Stored entries

---------------

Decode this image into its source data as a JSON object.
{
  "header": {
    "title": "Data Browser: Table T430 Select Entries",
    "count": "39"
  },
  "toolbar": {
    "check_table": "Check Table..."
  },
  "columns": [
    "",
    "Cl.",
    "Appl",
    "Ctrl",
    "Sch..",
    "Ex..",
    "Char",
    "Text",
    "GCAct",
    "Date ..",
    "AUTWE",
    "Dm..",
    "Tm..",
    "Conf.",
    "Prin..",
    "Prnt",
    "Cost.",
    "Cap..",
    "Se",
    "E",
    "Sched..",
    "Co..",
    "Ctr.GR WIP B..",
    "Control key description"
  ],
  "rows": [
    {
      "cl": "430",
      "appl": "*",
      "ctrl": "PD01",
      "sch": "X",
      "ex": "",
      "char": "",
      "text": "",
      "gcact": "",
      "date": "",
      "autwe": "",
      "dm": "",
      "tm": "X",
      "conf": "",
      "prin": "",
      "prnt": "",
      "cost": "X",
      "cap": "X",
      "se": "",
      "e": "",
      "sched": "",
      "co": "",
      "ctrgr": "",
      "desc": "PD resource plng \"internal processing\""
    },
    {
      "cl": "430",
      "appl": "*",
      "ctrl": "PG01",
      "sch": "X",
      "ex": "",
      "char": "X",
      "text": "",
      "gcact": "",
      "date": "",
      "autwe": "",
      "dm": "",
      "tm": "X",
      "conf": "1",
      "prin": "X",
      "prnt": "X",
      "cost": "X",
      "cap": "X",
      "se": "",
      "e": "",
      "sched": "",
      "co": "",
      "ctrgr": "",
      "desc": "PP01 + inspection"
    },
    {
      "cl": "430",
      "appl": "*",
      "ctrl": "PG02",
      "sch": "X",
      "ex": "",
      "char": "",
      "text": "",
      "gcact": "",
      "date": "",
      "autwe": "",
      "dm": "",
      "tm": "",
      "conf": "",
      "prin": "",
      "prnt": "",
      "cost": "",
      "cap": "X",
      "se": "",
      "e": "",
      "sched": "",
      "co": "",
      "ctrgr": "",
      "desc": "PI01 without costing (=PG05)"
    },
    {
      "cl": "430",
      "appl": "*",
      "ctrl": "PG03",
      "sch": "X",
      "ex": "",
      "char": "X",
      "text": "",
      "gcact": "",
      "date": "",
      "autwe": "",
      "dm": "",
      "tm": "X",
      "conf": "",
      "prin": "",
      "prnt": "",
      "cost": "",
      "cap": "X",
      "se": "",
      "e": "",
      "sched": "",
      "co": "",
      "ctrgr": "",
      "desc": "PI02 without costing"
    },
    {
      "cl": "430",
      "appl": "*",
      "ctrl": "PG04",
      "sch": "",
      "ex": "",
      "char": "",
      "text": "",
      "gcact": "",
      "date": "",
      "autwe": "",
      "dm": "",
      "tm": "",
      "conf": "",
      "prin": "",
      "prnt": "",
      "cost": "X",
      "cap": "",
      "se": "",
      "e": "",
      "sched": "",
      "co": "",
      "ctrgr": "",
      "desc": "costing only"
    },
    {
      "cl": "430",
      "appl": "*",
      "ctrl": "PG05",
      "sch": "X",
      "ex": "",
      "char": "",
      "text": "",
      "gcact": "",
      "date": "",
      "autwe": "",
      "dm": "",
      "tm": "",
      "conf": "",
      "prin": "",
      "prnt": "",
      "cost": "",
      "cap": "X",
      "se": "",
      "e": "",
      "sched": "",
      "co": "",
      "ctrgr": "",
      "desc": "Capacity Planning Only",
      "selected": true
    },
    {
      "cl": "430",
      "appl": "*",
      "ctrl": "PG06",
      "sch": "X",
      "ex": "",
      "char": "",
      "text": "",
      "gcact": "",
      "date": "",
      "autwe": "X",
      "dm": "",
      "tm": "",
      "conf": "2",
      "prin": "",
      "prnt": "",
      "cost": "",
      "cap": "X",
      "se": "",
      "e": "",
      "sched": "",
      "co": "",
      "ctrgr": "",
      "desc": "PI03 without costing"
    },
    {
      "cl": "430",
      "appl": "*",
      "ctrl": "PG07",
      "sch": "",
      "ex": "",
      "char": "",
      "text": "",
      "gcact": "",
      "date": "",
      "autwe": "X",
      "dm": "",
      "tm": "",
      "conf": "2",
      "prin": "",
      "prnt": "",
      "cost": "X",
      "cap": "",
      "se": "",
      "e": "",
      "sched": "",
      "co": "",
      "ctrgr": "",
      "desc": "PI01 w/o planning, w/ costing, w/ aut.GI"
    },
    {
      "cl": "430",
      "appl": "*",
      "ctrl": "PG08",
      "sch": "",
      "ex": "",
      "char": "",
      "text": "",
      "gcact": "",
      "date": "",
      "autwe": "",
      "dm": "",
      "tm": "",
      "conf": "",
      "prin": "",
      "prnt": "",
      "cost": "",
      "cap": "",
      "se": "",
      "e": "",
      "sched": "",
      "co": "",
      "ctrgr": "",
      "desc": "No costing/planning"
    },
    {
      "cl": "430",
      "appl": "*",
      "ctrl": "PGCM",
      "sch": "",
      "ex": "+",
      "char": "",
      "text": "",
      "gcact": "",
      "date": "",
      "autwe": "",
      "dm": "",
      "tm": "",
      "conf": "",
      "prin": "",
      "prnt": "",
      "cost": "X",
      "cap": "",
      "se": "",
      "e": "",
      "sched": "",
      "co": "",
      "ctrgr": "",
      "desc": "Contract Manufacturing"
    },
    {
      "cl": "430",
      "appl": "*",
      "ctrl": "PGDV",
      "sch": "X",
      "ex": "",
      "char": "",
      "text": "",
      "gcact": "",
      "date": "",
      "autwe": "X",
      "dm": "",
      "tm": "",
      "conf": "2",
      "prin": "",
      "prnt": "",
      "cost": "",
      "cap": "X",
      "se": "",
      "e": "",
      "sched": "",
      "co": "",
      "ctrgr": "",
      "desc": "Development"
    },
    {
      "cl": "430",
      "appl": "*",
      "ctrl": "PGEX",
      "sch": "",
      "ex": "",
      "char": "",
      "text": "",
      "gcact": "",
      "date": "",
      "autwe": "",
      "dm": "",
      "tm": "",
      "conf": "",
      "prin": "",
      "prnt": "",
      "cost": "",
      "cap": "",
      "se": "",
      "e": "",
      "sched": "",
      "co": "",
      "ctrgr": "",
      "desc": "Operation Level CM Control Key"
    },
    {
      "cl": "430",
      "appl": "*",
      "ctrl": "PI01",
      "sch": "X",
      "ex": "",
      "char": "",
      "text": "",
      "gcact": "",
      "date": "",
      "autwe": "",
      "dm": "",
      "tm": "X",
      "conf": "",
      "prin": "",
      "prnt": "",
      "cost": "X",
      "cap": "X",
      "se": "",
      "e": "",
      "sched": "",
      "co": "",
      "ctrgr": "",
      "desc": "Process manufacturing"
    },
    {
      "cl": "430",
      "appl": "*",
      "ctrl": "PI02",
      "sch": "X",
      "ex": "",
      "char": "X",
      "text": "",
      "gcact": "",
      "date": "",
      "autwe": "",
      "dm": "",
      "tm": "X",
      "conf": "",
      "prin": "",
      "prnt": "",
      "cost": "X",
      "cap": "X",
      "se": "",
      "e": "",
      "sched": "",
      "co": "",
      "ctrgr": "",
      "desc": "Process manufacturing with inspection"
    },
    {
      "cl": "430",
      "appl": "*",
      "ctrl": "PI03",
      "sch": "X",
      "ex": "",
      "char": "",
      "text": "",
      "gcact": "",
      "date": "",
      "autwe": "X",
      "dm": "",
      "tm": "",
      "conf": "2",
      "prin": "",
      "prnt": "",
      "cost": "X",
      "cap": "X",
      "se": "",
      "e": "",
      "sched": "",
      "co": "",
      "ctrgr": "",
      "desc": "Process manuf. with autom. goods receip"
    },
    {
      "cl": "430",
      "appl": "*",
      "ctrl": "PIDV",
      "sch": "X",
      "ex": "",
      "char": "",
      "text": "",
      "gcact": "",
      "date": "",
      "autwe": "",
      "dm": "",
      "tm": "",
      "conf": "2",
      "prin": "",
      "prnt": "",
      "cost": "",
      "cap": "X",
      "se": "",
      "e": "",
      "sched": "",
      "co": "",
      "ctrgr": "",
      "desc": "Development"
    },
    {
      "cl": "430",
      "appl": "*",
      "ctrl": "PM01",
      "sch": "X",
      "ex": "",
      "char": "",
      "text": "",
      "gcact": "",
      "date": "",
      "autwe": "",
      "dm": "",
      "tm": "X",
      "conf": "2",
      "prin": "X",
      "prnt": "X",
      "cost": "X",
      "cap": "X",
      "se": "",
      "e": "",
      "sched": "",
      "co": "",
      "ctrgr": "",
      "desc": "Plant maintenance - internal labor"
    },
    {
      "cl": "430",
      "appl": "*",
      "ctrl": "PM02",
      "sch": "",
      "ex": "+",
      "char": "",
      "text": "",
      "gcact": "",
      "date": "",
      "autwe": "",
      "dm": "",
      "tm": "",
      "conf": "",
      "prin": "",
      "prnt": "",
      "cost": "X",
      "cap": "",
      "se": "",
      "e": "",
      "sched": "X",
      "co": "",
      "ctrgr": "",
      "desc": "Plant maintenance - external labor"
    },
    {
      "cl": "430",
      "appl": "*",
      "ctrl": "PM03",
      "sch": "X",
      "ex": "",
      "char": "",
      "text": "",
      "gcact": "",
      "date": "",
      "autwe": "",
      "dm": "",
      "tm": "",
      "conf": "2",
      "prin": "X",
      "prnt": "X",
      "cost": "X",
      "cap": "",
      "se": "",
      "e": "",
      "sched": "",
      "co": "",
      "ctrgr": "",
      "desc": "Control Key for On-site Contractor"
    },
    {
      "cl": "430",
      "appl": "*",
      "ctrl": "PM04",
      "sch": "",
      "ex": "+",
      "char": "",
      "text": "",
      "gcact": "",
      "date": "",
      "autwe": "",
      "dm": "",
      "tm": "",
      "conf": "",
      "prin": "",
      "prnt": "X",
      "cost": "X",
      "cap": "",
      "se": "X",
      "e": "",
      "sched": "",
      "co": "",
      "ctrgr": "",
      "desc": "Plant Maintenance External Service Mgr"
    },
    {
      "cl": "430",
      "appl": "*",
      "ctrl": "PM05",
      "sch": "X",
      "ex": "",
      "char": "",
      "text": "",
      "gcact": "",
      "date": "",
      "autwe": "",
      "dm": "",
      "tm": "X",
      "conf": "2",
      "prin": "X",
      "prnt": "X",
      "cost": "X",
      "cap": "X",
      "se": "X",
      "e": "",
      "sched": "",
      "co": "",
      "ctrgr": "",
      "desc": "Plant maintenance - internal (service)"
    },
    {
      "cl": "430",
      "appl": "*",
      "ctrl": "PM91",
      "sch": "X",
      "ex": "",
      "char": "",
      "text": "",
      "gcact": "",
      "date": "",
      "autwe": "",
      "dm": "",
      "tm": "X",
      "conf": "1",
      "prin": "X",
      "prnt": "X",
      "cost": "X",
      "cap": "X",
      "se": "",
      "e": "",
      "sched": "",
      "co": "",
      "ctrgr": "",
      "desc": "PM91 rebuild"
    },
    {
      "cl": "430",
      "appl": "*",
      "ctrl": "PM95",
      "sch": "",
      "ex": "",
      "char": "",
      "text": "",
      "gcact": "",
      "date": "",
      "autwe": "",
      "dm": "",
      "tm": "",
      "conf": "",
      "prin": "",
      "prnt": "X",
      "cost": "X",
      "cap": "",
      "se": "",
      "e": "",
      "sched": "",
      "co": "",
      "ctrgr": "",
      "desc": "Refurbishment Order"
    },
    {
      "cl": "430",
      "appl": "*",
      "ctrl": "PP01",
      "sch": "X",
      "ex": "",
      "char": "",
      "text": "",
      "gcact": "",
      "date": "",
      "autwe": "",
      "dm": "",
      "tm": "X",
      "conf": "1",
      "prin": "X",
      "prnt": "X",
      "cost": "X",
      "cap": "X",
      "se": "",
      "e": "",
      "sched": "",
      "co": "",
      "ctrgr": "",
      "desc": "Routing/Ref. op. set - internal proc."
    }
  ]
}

---------------

**What is being asked:** From the data above, pick out each line containing "inspection" and copy it.

**Response to this task:**
      "desc": "PP01 + inspection"
      "desc": "Process manufacturing with inspection"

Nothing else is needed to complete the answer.